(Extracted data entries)

= = = = = = =

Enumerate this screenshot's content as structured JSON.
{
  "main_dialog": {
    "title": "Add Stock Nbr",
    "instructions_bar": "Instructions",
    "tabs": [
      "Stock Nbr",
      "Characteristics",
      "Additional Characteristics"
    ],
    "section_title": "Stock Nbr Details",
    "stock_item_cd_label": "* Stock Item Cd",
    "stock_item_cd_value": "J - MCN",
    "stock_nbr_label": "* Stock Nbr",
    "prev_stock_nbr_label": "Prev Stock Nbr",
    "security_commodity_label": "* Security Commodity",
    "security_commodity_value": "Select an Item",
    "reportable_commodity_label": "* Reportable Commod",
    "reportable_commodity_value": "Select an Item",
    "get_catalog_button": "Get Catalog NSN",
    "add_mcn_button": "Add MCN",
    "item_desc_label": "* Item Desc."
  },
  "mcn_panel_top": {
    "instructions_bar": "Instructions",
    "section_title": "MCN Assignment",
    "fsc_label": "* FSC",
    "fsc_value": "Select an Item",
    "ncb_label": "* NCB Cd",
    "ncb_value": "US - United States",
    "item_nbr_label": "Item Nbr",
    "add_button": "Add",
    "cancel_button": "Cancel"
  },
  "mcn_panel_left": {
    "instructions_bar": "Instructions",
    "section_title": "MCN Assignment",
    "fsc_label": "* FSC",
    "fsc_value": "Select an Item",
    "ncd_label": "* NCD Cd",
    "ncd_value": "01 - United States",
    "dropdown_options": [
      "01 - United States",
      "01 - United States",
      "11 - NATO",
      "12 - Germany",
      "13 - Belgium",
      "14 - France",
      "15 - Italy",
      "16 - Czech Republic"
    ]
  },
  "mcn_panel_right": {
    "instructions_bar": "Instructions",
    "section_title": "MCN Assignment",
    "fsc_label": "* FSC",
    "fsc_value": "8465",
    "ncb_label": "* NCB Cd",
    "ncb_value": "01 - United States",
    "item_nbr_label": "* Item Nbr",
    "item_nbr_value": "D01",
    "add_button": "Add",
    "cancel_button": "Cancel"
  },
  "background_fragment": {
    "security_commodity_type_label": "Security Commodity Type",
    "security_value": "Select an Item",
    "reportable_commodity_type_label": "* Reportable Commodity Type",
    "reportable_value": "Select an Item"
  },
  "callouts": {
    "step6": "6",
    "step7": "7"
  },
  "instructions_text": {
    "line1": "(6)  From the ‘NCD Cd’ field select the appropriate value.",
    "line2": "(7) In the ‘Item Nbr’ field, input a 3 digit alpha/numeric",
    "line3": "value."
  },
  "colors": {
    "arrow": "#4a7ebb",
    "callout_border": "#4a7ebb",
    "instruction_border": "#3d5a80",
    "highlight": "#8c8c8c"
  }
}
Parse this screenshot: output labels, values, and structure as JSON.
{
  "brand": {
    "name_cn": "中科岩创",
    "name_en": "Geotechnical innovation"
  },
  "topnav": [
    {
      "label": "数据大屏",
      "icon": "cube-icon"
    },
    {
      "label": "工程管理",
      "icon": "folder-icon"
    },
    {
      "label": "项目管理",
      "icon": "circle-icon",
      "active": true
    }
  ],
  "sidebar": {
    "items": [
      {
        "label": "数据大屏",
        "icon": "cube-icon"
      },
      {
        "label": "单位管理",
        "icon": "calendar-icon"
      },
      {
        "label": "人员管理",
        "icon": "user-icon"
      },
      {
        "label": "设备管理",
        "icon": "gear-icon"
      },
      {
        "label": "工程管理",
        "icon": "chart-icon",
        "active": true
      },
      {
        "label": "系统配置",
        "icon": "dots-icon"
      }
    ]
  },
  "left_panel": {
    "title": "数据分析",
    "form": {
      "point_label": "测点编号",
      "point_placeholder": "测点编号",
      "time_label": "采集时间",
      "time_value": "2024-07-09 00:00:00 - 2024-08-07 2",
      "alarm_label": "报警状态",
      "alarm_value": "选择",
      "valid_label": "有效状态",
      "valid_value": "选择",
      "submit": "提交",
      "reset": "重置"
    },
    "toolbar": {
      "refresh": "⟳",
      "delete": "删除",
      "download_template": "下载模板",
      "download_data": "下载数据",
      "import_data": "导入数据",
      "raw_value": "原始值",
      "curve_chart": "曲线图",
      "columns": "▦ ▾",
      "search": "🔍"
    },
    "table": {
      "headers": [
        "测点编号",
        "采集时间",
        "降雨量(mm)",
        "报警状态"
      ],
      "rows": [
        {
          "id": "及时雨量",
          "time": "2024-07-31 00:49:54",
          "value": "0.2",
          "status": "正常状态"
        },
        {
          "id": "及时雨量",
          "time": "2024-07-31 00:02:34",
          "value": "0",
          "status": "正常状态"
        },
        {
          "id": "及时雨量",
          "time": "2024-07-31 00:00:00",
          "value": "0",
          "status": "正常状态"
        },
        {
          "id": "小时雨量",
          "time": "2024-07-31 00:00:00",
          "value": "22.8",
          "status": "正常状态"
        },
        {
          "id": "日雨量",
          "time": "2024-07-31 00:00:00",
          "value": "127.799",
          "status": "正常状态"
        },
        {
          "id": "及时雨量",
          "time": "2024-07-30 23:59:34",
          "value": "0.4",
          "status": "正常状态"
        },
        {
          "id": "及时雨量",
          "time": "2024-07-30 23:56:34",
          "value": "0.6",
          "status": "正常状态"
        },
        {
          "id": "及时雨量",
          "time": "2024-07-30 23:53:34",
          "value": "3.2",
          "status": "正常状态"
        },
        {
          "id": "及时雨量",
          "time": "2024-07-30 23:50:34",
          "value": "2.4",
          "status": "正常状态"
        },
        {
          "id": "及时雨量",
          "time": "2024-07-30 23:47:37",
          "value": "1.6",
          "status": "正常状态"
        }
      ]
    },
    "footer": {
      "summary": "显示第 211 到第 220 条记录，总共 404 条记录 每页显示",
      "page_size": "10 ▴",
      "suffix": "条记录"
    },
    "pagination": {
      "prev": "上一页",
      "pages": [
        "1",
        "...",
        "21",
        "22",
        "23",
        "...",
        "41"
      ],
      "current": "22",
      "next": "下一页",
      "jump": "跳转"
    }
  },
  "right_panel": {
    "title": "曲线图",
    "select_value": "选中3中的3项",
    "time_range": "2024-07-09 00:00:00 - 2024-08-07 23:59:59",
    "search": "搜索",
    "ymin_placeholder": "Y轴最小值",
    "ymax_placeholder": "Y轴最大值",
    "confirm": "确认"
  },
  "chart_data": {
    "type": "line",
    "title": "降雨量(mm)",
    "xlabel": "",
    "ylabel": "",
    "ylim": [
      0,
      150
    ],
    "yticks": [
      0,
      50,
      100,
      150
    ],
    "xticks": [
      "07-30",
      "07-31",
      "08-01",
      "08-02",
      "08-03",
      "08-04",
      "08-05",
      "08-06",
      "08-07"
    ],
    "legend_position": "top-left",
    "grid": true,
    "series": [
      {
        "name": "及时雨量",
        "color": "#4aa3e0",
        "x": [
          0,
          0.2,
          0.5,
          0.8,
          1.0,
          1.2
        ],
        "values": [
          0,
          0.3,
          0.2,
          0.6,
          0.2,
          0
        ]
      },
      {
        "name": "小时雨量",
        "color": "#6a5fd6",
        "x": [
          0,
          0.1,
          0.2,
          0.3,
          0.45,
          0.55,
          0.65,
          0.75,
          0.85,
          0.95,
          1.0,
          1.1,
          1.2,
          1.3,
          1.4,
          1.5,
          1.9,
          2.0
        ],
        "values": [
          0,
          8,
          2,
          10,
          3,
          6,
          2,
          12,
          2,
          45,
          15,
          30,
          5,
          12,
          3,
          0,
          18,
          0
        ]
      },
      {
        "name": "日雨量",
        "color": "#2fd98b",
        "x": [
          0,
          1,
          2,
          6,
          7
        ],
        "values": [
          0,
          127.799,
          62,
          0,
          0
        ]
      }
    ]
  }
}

= = = = = = =

**WHAT TO DO**
Repeat each record in full; every line must match exactly.

**ANSWER BELOW**
Enumerate this screenshot's content as structured JSON.
{
  "main_dialog": {
    "title": "Add Stock Nbr",
    "instructions_bar": "Instructions",
    "tabs": [
      "Stock Nbr",
      "Characteristics",
      "Additional Characteristics"
    ],
    "section_title": "Stock Nbr Details",
    "stock_item_cd_label": "* Stock Item Cd",
    "stock_item_cd_value": "J - MCN",
    "stock_nbr_label": "* Stock Nbr",
    "prev_stock_nbr_label": "Prev Stock Nbr",
    "security_commodity_label": "* Security Commodity",
    "security_commodity_value": "Select an Item",
    "reportable_commodity_label": "* Reportable Commod",
    "reportable_commodity_value": "Select an Item",
    "get_catalog_button": "Get Catalog NSN",
    "add_mcn_button": "Add MCN",
    "item_desc_label": "* Item Desc."
  },
  "mcn_panel_top": {
    "instructions_bar": "Instructions",
    "section_title": "MCN Assignment",
    "fsc_label": "* FSC",
    "fsc_value": "Select an Item",
    "ncb_label": "* NCB Cd",
    "ncb_value": "US - United States",
    "item_nbr_label": "Item Nbr",
    "add_button": "Add",
    "cancel_button": "Cancel"
  },
  "mcn_panel_left": {
    "instructions_bar": "Instructions",
    "section_title": "MCN Assignment",
    "fsc_label": "* FSC",
    "fsc_value": "Select an Item",
    "ncd_label": "* NCD Cd",
    "ncd_value": "01 - United States",
    "dropdown_options": [
      "01 - United States",
      "01 - United States",
      "11 - NATO",
      "12 - Germany",
      "13 - Belgium",
      "14 - France",
      "15 - Italy",
      "16 - Czech Republic"
    ]
  },
  "mcn_panel_right": {
    "instructions_bar": "Instructions",
    "section_title": "MCN Assignment",
    "fsc_label": "* FSC",
    "fsc_value": "8465",
    "ncb_label": "* NCB Cd",
    "ncb_value": "01 - United States",
    "item_nbr_label": "* Item Nbr",
    "item_nbr_value": "D01",
    "add_button": "Add",
    "cancel_button": "Cancel"
  },
  "background_fragment": {
    "security_commodity_type_label": "Security Commodity Type",
    "security_value": "Select an Item",
    "reportable_commodity_type_label": "* Reportable Commodity Type",
    "reportable_value": "Select an Item"
  },
  "callouts": {
    "step6": "6",
    "step7": "7"
  },
  "instructions_text": {
    "line1": "(6)  From the ‘NCD Cd’ field select the appropriate value.",
    "line2": "(7) In the ‘Item Nbr’ field, input a 3 digit alpha/numeric",
    "line3": "value."
  },
  "colors": {
    "arrow": "#4a7ebb",
    "callout_border": "#4a7ebb",
    "instruction_border": "#3d5a80",
    "highlight": "#8c8c8c"
  }
}
Parse this screenshot: output labels, values, and structure as JSON.
{
  "brand": {
    "name_cn": "中科岩创",
    "name_en": "Geotechnical innovation"
  },
  "topnav": [
    {
      "label": "数据大屏",
      "icon": "cube-icon"
    },
    {
      "label": "工程管理",
      "icon": "folder-icon"
    },
    {
      "label": "项目管理",
      "icon": "circle-icon",
      "active": true
    }
  ],
  "sidebar": {
    "items": [
      {
        "label": "数据大屏",
        "icon": "cube-icon"
      },
      {
        "label": "单位管理",
        "icon": "calendar-icon"
      },
      {
        "label": "人员管理",
        "icon": "user-icon"
      },
      {
        "label": "设备管理",
        "icon": "gear-icon"
      },
      {
        "label": "工程管理",
        "icon": "chart-icon",
        "active": true
      },
      {
        "label": "系统配置",
        "icon": "dots-icon"
      }
    ]
  },
  "left_panel": {
    "title": "数据分析",
    "form": {
      "point_label": "测点编号",
      "point_placeholder": "测点编号",
      "time_label": "采集时间",
      "time_value": "2024-07-09 00:00:00 - 2024-08-07 2",
      "alarm_label": "报警状态",
      "alarm_value": "选择",
      "valid_label": "有效状态",
      "valid_value": "选择",
      "submit": "提交",
      "reset": "重置"
    },
    "toolbar": {
      "refresh": "⟳",
      "delete": "删除",
      "download_template": "下载模板",
      "download_data": "下载数据",
      "import_data": "导入数据",
      "raw_value": "原始值",
      "curve_chart": "曲线图",
      "columns": "▦ ▾",
      "search": "🔍"
    },
    "table": {
      "headers": [
        "测点编号",
        "采集时间",
        "降雨量(mm)",
        "报警状态"
      ],
      "rows": [
        {
          "id": "及时雨量",
          "time": "2024-07-31 00:49:54",
          "value": "0.2",
          "status": "正常状态"
        },
        {
          "id": "及时雨量",
          "time": "2024-07-31 00:02:34",
          "value": "0",
          "status": "正常状态"
        },
        {
          "id": "及时雨量",
          "time": "2024-07-31 00:00:00",
          "value": "0",
          "status": "正常状态"
        },
        {
          "id": "小时雨量",
          "time": "2024-07-31 00:00:00",
          "value": "22.8",
          "status": "正常状态"
        },
        {
          "id": "日雨量",
          "time": "2024-07-31 00:00:00",
          "value": "127.799",
          "status": "正常状态"
        },
        {
          "id": "及时雨量",
          "time": "2024-07-30 23:59:34",
          "value": "0.4",
          "status": "正常状态"
        },
        {
          "id": "及时雨量",
          "time": "2024-07-30 23:56:34",
          "value": "0.6",
          "status": "正常状态"
        },
        {
          "id": "及时雨量",
          "time": "2024-07-30 23:53:34",
          "value": "3.2",
          "status": "正常状态"
        },
        {
          "id": "及时雨量",
          "time": "2024-07-30 23:50:34",
          "value": "2.4",
          "status": "正常状态"
        },
        {
          "id": "及时雨量",
          "time": "2024-07-30 23:47:37",
          "value": "1.6",
          "status": "正常状态"
        }
      ]
    },
    "footer": {
      "summary": "显示第 211 到第 220 条记录，总共 404 条记录 每页显示",
      "page_size": "10 ▴",
      "suffix": "条记录"
    },
    "pagination": {
      "prev": "上一页",
      "pages": [
        "1",
        "...",
        "21",
        "22",
        "23",
        "...",
        "41"
      ],
      "current": "22",
      "next": "下一页",
      "jump": "跳转"
    }
  },
  "right_panel": {
    "title": "曲线图",
    "select_value": "选中3中的3项",
    "time_range": "2024-07-09 00:00:00 - 2024-08-07 23:59:59",
    "search": "搜索",
    "ymin_placeholder": "Y轴最小值",
    "ymax_placeholder": "Y轴最大值",
    "confirm": "确认"
  },
  "chart_data": {
    "type": "line",
    "title": "降雨量(mm)",
    "xlabel": "",
    "ylabel": "",
    "ylim": [
      0,
      150
    ],
    "yticks": [
      0,
      50,
      100,
      150
    ],
    "xticks": [
      "07-30",
      "07-31",
      "08-01",
      "08-02",
      "08-03",
      "08-04",
      "08-05",
      "08-06",
      "08-07"
    ],
    "legend_position": "top-left",
    "grid": true,
    "series": [
      {
        "name": "及时雨量",
        "color": "#4aa3e0",
        "x": [
          0,
          0.2,
          0.5,
          0.8,
          1.0,
          1.2
        ],
        "values": [
          0,
          0.3,
          0.2,
          0.6,
          0.2,
          0
        ]
      },
      {
        "name": "小时雨量",
        "color": "#6a5fd6",
        "x": [
          0,
          0.1,
          0.2,
          0.3,
          0.45,
          0.55,
          0.65,
          0.75,
          0.85,
          0.95,
          1.0,
          1.1,
          1.2,
          1.3,
          1.4,
          1.5,
          1.9,
          2.0
        ],
        "values": [
          0,
          8,
          2,
          10,
          3,
          6,
          2,
          12,
          2,
          45,
          15,
          30,
          5,
          12,
          3,
          0,
          18,
          0
        ]
      },
      {
        "name": "日雨量",
        "color": "#2fd98b",
        "x": [
          0,
          1,
          2,
          6,
          7
        ],
        "values": [
          0,
          127.799,
          62,
          0,
          0
        ]
      }
    ]
  }
}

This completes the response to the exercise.